TASK BRIEF :: Reproduce each line exactly.

RECORDS ::
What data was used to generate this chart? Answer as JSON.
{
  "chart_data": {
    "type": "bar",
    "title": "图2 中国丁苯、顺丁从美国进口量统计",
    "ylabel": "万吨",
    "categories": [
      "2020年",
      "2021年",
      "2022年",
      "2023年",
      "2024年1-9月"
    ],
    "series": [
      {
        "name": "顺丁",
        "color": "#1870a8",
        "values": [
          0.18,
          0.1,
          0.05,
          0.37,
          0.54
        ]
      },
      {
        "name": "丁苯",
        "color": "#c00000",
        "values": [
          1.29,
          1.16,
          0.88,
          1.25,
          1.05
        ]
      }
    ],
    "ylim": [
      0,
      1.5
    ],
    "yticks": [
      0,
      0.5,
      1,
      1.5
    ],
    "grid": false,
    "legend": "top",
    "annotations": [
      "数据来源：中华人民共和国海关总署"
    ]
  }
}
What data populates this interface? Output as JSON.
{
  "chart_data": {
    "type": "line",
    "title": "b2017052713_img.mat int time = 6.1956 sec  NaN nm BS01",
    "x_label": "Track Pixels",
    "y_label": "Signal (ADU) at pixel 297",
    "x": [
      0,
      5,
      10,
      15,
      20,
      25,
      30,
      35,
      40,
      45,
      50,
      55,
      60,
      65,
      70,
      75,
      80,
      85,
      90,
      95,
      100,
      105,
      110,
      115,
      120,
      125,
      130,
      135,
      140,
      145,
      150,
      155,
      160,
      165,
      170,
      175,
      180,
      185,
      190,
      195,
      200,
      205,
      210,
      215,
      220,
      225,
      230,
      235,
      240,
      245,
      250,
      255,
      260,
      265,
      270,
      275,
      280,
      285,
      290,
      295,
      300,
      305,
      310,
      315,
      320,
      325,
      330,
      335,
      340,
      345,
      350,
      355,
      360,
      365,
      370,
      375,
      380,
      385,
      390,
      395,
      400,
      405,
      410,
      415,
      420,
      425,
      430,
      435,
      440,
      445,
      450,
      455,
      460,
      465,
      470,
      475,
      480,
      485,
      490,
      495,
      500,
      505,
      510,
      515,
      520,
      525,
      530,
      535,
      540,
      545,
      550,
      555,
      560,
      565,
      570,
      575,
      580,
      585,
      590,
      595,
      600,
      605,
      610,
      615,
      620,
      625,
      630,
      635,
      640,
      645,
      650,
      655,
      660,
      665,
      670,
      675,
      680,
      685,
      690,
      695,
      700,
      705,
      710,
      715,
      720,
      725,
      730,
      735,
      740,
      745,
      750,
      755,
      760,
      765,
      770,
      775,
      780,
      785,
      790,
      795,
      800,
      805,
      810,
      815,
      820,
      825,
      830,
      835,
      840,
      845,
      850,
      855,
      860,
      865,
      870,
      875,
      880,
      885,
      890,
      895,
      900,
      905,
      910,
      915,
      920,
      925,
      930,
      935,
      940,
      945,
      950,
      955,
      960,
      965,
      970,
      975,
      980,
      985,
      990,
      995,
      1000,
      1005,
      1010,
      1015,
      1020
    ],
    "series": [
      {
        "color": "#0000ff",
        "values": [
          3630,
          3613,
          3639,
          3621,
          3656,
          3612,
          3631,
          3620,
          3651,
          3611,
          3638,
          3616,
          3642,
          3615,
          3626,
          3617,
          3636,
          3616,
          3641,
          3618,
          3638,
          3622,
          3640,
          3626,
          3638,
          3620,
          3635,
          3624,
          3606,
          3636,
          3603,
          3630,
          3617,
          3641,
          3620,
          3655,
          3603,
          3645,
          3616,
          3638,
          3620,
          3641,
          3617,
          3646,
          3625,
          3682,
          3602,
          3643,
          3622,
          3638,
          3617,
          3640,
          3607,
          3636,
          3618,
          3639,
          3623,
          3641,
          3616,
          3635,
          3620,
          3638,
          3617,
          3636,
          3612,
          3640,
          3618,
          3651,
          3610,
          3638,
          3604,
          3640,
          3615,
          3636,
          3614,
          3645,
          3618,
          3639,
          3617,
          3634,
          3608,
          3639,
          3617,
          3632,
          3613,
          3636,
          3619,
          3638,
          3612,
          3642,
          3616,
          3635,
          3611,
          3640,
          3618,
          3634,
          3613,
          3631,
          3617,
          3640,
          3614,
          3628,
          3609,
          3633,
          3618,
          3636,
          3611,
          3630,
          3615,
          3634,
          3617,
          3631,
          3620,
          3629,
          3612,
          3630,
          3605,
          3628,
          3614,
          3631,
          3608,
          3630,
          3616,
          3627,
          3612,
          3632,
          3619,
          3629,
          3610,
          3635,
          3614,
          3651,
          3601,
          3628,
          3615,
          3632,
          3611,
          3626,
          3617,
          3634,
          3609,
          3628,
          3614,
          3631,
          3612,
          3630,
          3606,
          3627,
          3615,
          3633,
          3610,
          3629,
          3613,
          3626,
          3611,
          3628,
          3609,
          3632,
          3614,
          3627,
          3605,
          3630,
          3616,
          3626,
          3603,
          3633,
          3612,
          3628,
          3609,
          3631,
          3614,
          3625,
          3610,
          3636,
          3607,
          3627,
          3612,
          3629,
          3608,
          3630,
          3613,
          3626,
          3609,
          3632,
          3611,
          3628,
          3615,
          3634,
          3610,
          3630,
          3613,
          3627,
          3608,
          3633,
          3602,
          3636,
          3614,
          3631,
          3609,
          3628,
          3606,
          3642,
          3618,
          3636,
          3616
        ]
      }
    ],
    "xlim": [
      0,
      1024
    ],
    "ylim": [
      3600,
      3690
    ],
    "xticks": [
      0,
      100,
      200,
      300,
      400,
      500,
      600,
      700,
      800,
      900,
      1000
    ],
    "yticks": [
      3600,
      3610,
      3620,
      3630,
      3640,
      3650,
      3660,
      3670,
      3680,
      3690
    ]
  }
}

TASK ANSWER ::
What data was used to generate this chart? Answer as JSON.
{
  "chart_data": {
    "type": "bar",
    "title": "图2 中国丁苯、顺丁从美国进口量统计",
    "ylabel": "万吨",
    "categories": [
      "2020年",
      "2021年",
      "2022年",
      "2023年",
      "2024年1-9月"
    ],
    "series": [
      {
        "name": "顺丁",
        "color": "#1870a8",
        "values": [
          0.18,
          0.1,
          0.05,
          0.37,
          0.54
        ]
      },
      {
        "name": "丁苯",
        "color": "#c00000",
        "values": [
          1.29,
          1.16,
          0.88,
          1.25,
          1.05
        ]
      }
    ],
    "ylim": [
      0,
      1.5
    ],
    "yticks": [
      0,
      0.5,
      1,
      1.5
    ],
    "grid": false,
    "legend": "top",
    "annotations": [
      "数据来源：中华人民共和国海关总署"
    ]
  }
}
What data populates this interface? Output as JSON.
{
  "chart_data": {
    "type": "line",
    "title": "b2017052713_img.mat int time = 6.1956 sec  NaN nm BS01",
    "x_label": "Track Pixels",
    "y_label": "Signal (ADU) at pixel 297",
    "x": [
      0,
      5,
      10,
      15,
      20,
      25,
      30,
      35,
      40,
      45,
      50,
      55,
      60,
      65,
      70,
      75,
      80,
      85,
      90,
      95,
      100,
      105,
      110,
      115,
      120,
      125,
      130,
      135,
      140,
      145,
      150,
      155,
      160,
      165,
      170,
      175,
      180,
      185,
      190,
      195,
      200,
      205,
      210,
      215,
      220,
      225,
      230,
      235,
      240,
      245,
      250,
      255,
      260,
      265,
      270,
      275,
      280,
      285,
      290,
      295,
      300,
      305,
      310,
      315,
      320,
      325,
      330,
      335,
      340,
      345,
      350,
      355,
      360,
      365,
      370,
      375,
      380,
      385,
      390,
      395,
      400,
      405,
      410,
      415,
      420,
      425,
      430,
      435,
      440,
      445,
      450,
      455,
      460,
      465,
      470,
      475,
      480,
      485,
      490,
      495,
      500,
      505,
      510,
      515,
      520,
      525,
      530,
      535,
      540,
      545,
      550,
      555,
      560,
      565,
      570,
      575,
      580,
      585,
      590,
      595,
      600,
      605,
      610,
      615,
      620,
      625,
      630,
      635,
      640,
      645,
      650,
      655,
      660,
      665,
      670,
      675,
      680,
      685,
      690,
      695,
      700,
      705,
      710,
      715,
      720,
      725,
      730,
      735,
      740,
      745,
      750,
      755,
      760,
      765,
      770,
      775,
      780,
      785,
      790,
      795,
      800,
      805,
      810,
      815,
      820,
      825,
      830,
      835,
      840,
      845,
      850,
      855,
      860,
      865,
      870,
      875,
      880,
      885,
      890,
      895,
      900,
      905,
      910,
      915,
      920,
      925,
      930,
      935,
      940,
      945,
      950,
      955,
      960,
      965,
      970,
      975,
      980,
      985,
      990,
      995,
      1000,
      1005,
      1010,
      1015,
      1020
    ],
    "series": [
      {
        "color": "#0000ff",
        "values": [
          3630,
          3613,
          3639,
          3621,
          3656,
          3612,
          3631,
          3620,
          3651,
          3611,
          3638,
          3616,
          3642,
          3615,
          3626,
          3617,
          3636,
          3616,
          3641,
          3618,
          3638,
          3622,
          3640,
          3626,
          3638,
          3620,
          3635,
          3624,
          3606,
          3636,
          3603,
          3630,
          3617,
          3641,
          3620,
          3655,
          3603,
          3645,
          3616,
          3638,
          3620,
          3641,
          3617,
          3646,
          3625,
          3682,
          3602,
          3643,
          3622,
          3638,
          3617,
          3640,
          3607,
          3636,
          3618,
          3639,
          3623,
          3641,
          3616,
          3635,
          3620,
          3638,
          3617,
          3636,
          3612,
          3640,
          3618,
          3651,
          3610,
          3638,
          3604,
          3640,
          3615,
          3636,
          3614,
          3645,
          3618,
          3639,
          3617,
          3634,
          3608,
          3639,
          3617,
          3632,
          3613,
          3636,
          3619,
          3638,
          3612,
          3642,
          3616,
          3635,
          3611,
          3640,
          3618,
          3634,
          3613,
          3631,
          3617,
          3640,
          3614,
          3628,
          3609,
          3633,
          3618,
          3636,
          3611,
          3630,
          3615,
          3634,
          3617,
          3631,
          3620,
          3629,
          3612,
          3630,
          3605,
          3628,
          3614,
          3631,
          3608,
          3630,
          3616,
          3627,
          3612,
          3632,
          3619,
          3629,
          3610,
          3635,
          3614,
          3651,
          3601,
          3628,
          3615,
          3632,
          3611,
          3626,
          3617,
          3634,
          3609,
          3628,
          3614,
          3631,
          3612,
          3630,
          3606,
          3627,
          3615,
          3633,
          3610,
          3629,
          3613,
          3626,
          3611,
          3628,
          3609,
          3632,
          3614,
          3627,
          3605,
          3630,
          3616,
          3626,
          3603,
          3633,
          3612,
          3628,
          3609,
          3631,
          3614,
          3625,
          3610,
          3636,
          3607,
          3627,
          3612,
          3629,
          3608,
          3630,
          3613,
          3626,
          3609,
          3632,
          3611,
          3628,
          3615,
          3634,
          3610,
          3630,
          3613,
          3627,
          3608,
          3633,
          3602,
          3636,
          3614,
          3631,
          3609,
          3628,
          3606,
          3642,
          3618,
          3636,
          3616
        ]
      }
    ],
    "xlim": [
      0,
      1024
    ],
    "ylim": [
      3600,
      3690
    ],
    "xticks": [
      0,
      100,
      200,
      300,
      400,
      500,
      600,
      700,
      800,
      900,
      1000
    ],
    "yticks": [
      3600,
      3610,
      3620,
      3630,
      3640,
      3650,
      3660,
      3670,
      3680,
      3690
    ]
  }
}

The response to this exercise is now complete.